This report provides a static sentiment analysis of a given set of news headlines. It processes the text, calculates sentiment scores using a chosen lexicon, and visualizes the results. All code is hidden by default but can be expanded for review.
This first section loads all necessary libraries and defines the input data for the analysis.
# Load Libraries
library(dplyr)
library(tidytext)
library(ggplot2)
library(stringr)
library(wordcloud)
library(RColorBrewer)
library(DT)
library(knitr)
# Global plotting options for the report
opts_chunk$set(
echo = TRUE,
message = FALSE, # Hide messages
warning = FALSE, # Hide warnings
fig.align = 'center' # Center-align all plots
)
Change the headline_input text and the
lexicon_choice to run a new report.
# PASTE YOUR HEADLINES HERE (one per line, inside the quotes)
headline_input <- "
Treasury wary of National State Enterprises Bill – concerns raised about holding company for SOEs
Thousands of vehicle recalls in SA raise questions over standards
Miners' stocks soar along with copper prices – Anglo American, BHP and Glencore
Nedbank nabs FNB Business CEO Andiswa Bata
US treasury head to skip G20 meeting
Activity in residential property market cools
Prosus prices €750m bond
Stefanutti Stocks sells its Mozambique and Mauritius operations
Tharisa reports higher output but lowers its guidance
Merck poised to land $10bn biotech deal
Starlink lands licence to operate in India
SA central bank could lower CPI goal in July
Obsidian fund shuns SA bonds for Latin American yield
"

_DATASET ROWS_.

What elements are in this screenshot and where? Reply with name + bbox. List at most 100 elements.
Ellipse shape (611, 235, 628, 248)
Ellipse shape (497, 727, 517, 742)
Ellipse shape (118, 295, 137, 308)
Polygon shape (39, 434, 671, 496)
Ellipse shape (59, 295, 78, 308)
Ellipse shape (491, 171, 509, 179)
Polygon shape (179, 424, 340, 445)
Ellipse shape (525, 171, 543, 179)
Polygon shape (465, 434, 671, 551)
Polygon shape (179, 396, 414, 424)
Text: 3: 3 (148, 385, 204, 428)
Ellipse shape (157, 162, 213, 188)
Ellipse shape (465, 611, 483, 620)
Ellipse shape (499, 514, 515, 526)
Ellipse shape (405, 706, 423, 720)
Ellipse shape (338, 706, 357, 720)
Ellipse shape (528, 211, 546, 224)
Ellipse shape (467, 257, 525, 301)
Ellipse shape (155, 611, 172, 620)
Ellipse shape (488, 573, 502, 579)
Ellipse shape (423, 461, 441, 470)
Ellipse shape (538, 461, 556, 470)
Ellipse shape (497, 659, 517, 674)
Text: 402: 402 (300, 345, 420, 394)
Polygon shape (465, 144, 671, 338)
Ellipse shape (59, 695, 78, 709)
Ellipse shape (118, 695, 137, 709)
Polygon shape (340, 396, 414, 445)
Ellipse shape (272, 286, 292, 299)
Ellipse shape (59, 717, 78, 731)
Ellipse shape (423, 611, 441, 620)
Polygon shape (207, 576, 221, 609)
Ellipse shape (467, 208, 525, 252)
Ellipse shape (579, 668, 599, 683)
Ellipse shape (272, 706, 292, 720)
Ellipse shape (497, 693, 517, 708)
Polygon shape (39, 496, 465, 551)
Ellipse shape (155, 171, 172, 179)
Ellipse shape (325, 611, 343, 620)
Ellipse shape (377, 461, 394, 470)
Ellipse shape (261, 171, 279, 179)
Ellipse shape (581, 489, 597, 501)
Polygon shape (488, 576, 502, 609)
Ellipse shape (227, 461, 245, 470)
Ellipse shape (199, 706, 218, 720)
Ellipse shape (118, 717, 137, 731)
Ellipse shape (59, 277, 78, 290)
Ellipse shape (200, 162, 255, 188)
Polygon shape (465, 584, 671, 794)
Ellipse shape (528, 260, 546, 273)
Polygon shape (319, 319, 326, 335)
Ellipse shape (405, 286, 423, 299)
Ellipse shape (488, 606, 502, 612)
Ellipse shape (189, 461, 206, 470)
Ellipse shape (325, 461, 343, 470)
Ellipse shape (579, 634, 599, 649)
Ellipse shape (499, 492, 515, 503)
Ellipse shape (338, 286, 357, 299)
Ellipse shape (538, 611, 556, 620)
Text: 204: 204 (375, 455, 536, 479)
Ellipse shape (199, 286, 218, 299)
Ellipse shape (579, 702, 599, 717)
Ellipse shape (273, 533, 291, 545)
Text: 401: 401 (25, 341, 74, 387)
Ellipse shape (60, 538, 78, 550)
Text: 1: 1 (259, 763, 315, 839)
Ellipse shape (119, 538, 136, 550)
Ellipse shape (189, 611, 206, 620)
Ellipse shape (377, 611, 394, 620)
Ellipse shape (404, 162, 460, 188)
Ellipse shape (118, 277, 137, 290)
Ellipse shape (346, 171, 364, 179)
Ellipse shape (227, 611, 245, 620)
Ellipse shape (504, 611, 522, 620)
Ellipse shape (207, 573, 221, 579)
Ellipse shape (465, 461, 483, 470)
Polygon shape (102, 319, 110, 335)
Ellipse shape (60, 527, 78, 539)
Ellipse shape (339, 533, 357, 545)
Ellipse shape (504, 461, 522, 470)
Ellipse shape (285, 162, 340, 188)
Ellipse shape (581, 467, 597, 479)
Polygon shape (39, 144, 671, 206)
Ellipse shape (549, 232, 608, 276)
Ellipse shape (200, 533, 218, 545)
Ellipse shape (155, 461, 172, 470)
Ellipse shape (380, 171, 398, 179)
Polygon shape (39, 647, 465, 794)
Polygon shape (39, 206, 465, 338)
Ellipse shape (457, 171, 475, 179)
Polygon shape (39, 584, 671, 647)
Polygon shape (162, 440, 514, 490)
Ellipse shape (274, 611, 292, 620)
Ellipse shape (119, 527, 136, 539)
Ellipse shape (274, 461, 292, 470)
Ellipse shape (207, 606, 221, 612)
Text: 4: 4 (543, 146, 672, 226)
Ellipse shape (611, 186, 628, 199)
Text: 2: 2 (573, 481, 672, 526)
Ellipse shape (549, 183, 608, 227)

_TASK GOAL_. Reproduce the headline analysis report from "This report provides" to "library(RColorBrewer)", putting "tone" wherever "sentiment" appears.

_THE ANSWER_.
This report provides a static tone analysis of a given set of news headlines. It processes the text, calculates tone scores using a chosen lexicon, and visualizes the results. All code is hidden by default but can be expanded for review.
This first section loads all necessary libraries and defines the input data for the analysis.
# Load Libraries
library(dplyr)
library(tidytext)
library(ggplot2)
library(stringr)
library(wordcloud)
library(RColorBrewer)